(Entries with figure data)
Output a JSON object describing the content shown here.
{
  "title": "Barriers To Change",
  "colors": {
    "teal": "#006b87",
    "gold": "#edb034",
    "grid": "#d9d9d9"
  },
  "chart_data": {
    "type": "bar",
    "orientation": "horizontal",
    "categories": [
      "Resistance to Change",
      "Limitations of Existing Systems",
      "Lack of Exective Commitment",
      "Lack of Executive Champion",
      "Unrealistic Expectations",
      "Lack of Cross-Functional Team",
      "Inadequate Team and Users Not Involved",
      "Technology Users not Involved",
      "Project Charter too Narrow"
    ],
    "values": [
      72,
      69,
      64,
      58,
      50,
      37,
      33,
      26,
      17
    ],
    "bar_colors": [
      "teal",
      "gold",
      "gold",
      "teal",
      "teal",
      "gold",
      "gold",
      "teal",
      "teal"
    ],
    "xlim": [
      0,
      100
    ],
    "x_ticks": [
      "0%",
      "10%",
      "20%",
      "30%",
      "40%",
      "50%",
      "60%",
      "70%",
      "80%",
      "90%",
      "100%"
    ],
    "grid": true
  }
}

## What you will do:
Write the complete data out, exactly as above.

## Complete response:
Output a JSON object describing the content shown here.
{
  "title": "Barriers To Change",
  "colors": {
    "teal": "#006b87",
    "gold": "#edb034",
    "grid": "#d9d9d9"
  },
  "chart_data": {
    "type": "bar",
    "orientation": "horizontal",
    "categories": [
      "Resistance to Change",
      "Limitations of Existing Systems",
      "Lack of Exective Commitment",
      "Lack of Executive Champion",
      "Unrealistic Expectations",
      "Lack of Cross-Functional Team",
      "Inadequate Team and Users Not Involved",
      "Technology Users not Involved",
      "Project Charter too Narrow"
    ],
    "values": [
      72,
      69,
      64,
      58,
      50,
      37,
      33,
      26,
      17
    ],
    "bar_colors": [
      "teal",
      "gold",
      "gold",
      "teal",
      "teal",
      "gold",
      "gold",
      "teal",
      "teal"
    ],
    "xlim": [
      0,
      100
    ],
    "x_ticks": [
      "0%",
      "10%",
      "20%",
      "30%",
      "40%",
      "50%",
      "60%",
      "70%",
      "80%",
      "90%",
      "100%"
    ],
    "grid": true
  }
}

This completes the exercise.